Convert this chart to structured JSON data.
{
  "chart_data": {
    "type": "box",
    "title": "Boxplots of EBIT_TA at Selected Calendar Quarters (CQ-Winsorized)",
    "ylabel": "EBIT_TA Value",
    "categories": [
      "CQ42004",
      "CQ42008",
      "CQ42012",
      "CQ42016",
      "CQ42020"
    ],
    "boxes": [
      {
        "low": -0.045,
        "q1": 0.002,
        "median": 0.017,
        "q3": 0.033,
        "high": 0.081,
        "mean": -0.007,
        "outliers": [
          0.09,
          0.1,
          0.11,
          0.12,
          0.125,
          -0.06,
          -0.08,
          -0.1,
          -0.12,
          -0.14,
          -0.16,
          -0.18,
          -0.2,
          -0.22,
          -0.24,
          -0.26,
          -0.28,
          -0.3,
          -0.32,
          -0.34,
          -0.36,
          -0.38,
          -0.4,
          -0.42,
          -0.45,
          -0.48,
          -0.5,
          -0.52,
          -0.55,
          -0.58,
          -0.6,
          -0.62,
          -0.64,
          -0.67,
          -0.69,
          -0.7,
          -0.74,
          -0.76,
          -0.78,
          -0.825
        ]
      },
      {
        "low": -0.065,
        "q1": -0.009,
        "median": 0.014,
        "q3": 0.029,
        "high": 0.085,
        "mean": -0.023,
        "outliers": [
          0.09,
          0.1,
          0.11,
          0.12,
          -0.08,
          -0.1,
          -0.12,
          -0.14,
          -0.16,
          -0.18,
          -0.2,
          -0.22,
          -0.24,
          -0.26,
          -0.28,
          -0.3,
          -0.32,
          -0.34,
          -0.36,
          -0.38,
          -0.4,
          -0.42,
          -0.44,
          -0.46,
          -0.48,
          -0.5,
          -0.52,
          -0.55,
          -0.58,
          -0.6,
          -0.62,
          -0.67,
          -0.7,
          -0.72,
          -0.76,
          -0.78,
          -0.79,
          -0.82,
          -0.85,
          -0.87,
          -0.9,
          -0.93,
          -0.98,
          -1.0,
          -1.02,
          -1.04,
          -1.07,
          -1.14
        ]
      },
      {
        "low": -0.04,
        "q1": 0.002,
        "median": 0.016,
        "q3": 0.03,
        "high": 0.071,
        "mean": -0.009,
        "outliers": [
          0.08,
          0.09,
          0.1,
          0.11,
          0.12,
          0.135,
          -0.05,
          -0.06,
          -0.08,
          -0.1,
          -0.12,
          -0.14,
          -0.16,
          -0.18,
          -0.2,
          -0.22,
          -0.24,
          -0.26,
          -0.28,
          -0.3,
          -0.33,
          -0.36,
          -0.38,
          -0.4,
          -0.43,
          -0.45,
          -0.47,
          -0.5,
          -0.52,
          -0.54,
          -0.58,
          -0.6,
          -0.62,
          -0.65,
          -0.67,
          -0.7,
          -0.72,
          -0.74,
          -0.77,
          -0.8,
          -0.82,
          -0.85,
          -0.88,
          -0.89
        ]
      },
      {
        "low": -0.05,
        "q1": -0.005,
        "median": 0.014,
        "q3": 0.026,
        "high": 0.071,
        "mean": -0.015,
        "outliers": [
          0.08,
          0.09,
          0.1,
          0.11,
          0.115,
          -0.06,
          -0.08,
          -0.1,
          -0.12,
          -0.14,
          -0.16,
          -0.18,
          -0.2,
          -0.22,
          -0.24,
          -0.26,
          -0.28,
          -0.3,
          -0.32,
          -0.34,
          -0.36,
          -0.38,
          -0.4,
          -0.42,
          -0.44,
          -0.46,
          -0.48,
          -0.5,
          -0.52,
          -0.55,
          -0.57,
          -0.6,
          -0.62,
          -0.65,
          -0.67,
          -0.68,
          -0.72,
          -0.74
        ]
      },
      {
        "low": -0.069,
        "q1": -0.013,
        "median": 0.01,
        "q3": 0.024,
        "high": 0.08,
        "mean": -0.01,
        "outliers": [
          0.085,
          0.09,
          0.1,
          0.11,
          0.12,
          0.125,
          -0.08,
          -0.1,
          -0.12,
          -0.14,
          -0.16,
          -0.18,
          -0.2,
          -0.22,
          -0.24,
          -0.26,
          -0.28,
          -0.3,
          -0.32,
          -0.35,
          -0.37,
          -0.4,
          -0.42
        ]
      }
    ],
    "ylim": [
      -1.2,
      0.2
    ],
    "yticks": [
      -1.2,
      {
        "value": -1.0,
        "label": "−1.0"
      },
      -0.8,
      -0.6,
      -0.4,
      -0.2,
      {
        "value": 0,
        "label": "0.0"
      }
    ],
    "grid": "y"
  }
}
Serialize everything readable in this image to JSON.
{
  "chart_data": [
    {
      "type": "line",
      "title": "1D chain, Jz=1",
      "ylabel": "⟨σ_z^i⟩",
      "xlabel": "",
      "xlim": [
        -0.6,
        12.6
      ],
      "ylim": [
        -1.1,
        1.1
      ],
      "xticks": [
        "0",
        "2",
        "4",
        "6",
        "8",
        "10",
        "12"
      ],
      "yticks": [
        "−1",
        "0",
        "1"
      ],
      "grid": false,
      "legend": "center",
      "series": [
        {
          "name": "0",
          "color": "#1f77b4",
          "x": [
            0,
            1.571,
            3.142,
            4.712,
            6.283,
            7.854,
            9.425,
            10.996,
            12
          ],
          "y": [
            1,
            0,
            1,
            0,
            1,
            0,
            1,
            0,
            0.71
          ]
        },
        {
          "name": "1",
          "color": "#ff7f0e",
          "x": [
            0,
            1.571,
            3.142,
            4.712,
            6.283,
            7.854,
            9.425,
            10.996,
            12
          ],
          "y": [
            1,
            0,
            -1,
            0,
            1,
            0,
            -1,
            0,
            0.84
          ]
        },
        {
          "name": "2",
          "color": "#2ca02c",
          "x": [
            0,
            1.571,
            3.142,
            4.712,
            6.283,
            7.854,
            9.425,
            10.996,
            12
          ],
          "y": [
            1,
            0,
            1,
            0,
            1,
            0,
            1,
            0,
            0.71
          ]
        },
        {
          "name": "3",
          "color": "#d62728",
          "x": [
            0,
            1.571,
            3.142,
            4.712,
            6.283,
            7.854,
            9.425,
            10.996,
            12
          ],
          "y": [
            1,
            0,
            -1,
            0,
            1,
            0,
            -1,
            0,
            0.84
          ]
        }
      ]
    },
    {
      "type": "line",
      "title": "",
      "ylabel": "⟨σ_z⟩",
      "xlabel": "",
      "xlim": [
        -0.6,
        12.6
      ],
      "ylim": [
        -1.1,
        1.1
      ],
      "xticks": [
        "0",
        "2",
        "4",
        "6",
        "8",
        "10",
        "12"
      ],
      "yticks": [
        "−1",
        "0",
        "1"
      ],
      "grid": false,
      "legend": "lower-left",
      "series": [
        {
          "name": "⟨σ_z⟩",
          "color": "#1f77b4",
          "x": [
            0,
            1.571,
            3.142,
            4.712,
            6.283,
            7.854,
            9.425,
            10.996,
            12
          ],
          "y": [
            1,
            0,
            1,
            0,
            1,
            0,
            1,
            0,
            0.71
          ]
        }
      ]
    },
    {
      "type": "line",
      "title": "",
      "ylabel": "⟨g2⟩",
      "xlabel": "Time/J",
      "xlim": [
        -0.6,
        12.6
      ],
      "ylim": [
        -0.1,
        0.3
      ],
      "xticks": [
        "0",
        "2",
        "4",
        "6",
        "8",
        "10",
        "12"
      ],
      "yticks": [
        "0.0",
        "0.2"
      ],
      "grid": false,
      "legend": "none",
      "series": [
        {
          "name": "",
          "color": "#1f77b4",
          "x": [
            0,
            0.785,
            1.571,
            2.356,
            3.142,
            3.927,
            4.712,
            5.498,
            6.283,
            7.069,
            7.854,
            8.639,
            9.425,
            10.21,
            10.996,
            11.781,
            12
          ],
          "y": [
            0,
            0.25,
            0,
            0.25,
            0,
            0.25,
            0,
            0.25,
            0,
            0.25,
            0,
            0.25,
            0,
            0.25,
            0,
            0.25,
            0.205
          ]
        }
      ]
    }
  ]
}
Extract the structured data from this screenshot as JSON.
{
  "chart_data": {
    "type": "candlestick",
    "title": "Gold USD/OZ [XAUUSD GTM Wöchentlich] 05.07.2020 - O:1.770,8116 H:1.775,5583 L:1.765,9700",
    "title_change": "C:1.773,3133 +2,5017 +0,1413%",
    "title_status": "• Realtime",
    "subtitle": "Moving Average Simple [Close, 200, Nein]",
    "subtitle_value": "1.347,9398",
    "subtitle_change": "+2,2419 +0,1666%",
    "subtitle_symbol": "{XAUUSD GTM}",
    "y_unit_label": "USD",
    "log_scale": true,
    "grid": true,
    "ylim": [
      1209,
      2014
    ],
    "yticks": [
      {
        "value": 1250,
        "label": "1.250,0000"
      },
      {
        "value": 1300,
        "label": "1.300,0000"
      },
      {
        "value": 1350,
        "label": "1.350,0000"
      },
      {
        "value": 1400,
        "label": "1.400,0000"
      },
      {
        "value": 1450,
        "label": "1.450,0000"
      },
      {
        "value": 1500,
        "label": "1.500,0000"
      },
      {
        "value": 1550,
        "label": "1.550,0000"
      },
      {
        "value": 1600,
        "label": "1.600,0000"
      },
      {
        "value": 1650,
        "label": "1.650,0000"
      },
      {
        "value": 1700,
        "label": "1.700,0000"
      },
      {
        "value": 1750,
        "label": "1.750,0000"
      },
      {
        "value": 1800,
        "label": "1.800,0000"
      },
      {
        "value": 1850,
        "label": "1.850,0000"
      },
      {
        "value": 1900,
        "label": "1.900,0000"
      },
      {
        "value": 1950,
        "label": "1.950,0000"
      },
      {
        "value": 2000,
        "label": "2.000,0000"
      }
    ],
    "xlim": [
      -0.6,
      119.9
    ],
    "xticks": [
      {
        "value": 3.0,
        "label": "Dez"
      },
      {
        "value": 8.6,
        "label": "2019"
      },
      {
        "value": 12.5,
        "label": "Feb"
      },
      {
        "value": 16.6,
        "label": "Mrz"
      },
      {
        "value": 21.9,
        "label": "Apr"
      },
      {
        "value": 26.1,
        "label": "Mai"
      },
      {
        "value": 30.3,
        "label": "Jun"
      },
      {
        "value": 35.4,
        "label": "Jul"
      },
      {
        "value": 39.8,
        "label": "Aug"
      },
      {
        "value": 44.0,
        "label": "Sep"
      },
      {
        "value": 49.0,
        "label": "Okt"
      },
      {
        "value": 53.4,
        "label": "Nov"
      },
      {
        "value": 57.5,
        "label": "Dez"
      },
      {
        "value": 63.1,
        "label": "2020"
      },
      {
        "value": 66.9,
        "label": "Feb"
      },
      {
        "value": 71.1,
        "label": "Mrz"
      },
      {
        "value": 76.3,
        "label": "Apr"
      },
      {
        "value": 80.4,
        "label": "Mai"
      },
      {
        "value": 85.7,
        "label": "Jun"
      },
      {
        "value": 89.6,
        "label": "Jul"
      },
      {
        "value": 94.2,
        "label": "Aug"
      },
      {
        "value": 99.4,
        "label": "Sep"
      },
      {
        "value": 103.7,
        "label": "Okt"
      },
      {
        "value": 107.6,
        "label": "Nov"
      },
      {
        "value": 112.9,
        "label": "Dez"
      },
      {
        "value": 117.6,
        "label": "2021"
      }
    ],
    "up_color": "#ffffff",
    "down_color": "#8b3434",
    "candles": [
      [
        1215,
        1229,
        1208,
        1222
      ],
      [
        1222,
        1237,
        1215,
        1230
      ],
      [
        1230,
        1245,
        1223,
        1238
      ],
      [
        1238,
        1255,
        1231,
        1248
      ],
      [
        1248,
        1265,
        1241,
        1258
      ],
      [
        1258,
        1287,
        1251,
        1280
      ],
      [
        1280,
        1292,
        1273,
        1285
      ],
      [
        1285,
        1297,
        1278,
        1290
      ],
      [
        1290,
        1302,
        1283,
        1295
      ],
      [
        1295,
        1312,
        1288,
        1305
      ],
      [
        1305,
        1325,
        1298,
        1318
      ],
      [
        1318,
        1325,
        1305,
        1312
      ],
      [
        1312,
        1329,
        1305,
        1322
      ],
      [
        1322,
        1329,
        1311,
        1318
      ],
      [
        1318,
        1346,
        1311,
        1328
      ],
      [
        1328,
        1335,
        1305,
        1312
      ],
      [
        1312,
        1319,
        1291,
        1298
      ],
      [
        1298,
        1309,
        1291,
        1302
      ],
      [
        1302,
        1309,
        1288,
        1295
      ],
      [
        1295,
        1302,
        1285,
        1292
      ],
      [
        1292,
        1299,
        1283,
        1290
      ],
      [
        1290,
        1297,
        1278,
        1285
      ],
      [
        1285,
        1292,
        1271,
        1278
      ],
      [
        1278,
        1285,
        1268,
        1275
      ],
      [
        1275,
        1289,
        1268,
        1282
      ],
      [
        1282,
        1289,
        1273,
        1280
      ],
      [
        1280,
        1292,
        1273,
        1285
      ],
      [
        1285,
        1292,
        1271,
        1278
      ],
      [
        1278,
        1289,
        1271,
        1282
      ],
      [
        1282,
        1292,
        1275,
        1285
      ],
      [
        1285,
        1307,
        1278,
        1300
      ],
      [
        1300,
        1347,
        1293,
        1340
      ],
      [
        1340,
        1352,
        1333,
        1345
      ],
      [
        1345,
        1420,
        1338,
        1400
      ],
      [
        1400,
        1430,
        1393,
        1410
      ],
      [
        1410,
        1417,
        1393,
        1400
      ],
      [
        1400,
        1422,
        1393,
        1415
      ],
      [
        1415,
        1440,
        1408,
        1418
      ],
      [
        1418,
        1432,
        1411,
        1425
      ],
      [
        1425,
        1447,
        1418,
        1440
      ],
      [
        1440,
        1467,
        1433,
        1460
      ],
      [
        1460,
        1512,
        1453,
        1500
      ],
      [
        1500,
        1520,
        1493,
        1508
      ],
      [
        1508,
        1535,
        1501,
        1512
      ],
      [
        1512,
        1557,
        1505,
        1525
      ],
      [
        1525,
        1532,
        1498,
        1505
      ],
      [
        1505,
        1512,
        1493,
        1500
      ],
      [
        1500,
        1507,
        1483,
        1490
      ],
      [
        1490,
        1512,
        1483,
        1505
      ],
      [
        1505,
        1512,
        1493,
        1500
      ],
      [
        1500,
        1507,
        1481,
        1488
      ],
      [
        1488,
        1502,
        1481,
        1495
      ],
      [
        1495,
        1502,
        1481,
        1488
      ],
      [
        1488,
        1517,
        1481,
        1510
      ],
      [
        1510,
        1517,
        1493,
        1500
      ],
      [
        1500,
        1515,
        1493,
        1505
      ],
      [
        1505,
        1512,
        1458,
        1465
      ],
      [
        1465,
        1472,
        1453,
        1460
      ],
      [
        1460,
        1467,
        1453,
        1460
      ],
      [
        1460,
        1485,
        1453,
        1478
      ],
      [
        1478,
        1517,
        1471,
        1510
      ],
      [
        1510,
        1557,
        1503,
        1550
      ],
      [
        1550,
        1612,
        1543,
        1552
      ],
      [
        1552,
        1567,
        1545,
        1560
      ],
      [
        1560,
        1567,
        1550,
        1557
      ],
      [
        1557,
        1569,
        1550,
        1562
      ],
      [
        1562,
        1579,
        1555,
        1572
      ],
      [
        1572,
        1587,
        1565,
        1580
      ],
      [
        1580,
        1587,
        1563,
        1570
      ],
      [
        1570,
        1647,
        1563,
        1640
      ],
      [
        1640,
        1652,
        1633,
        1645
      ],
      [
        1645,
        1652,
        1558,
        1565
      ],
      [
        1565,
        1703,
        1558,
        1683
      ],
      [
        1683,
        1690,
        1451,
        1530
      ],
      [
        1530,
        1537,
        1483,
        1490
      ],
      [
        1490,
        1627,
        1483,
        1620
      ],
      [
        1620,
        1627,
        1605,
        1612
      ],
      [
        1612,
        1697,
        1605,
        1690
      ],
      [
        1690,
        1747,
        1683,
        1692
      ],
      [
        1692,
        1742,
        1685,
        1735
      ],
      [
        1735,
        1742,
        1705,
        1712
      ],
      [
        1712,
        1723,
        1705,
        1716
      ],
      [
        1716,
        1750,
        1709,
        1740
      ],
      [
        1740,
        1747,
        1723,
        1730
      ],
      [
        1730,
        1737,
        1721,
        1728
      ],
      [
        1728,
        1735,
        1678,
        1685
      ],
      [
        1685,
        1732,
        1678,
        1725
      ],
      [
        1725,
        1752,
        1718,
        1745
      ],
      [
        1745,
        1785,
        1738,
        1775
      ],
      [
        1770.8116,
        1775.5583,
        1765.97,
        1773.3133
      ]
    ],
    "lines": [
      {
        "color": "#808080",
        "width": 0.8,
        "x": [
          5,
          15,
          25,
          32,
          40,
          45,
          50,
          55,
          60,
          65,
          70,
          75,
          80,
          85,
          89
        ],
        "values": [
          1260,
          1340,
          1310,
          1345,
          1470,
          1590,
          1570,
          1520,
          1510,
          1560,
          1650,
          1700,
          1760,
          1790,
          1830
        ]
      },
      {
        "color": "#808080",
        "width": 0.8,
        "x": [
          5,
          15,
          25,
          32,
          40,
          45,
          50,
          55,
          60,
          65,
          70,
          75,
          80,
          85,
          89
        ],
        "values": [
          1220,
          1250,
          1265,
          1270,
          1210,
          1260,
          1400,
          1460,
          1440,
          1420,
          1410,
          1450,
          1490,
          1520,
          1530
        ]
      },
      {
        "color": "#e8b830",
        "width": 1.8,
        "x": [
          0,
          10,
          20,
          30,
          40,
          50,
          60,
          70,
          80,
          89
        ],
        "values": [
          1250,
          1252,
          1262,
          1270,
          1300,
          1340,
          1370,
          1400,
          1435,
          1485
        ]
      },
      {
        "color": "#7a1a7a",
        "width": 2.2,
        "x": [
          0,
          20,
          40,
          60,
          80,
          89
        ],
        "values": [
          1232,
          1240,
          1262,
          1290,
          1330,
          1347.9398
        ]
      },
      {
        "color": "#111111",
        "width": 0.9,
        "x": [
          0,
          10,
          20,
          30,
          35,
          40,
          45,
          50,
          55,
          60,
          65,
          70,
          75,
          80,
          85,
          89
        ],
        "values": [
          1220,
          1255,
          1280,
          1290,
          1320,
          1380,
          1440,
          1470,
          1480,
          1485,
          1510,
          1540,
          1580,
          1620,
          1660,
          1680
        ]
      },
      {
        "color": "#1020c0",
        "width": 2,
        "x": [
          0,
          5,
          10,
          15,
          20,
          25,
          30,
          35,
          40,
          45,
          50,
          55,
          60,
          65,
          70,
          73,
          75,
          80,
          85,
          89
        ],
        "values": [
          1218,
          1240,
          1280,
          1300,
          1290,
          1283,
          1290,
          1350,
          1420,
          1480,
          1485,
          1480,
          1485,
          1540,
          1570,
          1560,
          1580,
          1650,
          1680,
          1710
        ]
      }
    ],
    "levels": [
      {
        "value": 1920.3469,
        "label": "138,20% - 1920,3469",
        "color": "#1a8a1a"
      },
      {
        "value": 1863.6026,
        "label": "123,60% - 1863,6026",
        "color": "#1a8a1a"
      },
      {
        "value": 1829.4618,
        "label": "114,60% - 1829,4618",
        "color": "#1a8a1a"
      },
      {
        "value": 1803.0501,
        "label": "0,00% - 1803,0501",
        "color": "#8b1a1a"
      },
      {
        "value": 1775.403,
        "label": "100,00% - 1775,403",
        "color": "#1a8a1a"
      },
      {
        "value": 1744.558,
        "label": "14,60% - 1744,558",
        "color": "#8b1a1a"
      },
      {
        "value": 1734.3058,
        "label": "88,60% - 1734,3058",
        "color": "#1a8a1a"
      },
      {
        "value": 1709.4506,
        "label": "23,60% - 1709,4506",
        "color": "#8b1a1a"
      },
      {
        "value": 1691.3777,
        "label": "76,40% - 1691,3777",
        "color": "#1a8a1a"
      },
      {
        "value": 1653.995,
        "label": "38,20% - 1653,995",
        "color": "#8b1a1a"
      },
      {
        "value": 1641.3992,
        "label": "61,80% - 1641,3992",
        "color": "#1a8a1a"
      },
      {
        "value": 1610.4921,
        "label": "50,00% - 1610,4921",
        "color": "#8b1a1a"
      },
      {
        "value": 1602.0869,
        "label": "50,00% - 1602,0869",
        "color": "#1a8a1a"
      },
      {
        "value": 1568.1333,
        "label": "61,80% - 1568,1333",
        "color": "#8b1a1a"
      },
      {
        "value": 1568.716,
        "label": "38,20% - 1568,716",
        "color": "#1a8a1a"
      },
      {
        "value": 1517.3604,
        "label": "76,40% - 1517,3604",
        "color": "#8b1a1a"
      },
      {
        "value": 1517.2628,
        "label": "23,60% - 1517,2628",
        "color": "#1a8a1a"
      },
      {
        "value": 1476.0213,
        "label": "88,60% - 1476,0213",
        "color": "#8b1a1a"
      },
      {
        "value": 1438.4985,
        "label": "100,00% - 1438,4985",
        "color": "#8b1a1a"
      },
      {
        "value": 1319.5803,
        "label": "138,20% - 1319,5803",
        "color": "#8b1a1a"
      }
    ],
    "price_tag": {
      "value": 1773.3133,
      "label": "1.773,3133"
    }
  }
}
• • • • •
# Your goal
Tally the lines of the listing in which the word "JSON" occurs, and state the total alone.

# Solution for this exercise
3